Output all of the records exactly as written.
>> START EXTRACTED MATERIAL
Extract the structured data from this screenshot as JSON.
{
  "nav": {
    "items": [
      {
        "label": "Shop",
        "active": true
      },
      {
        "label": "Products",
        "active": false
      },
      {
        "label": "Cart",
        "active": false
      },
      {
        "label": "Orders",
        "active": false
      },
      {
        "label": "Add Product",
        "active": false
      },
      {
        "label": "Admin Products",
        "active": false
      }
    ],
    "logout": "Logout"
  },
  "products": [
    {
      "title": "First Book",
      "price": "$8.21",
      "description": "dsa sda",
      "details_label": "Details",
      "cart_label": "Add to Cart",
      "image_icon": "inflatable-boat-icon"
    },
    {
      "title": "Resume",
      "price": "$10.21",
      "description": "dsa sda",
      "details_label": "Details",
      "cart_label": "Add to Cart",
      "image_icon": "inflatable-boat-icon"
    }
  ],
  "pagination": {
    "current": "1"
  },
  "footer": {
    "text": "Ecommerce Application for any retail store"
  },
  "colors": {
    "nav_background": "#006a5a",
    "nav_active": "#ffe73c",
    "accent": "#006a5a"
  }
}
>> END EXTRACTED MATERIAL
PROBLEM SOLUTION
Extract the structured data from this screenshot as JSON.
{
  "nav": {
    "items": [
      {
        "label": "Shop",
        "active": true
      },
      {
        "label": "Products",
        "active": false
      },
      {
        "label": "Cart",
        "active": false
      },
      {
        "label": "Orders",
        "active": false
      },
      {
        "label": "Add Product",
        "active": false
      },
      {
        "label": "Admin Products",
        "active": false
      }
    ],
    "logout": "Logout"
  },
  "products": [
    {
      "title": "First Book",
      "price": "$8.21",
      "description": "dsa sda",
      "details_label": "Details",
      "cart_label": "Add to Cart",
      "image_icon": "inflatable-boat-icon"
    },
    {
      "title": "Resume",
      "price": "$10.21",
      "description": "dsa sda",
      "details_label": "Details",
      "cart_label": "Add to Cart",
      "image_icon": "inflatable-boat-icon"
    }
  ],
  "pagination": {
    "current": "1"
  },
  "footer": {
    "text": "Ecommerce Application for any retail store"
  },
  "colors": {
    "nav_background": "#006a5a",
    "nav_active": "#ffe73c",
    "accent": "#006a5a"
  }
}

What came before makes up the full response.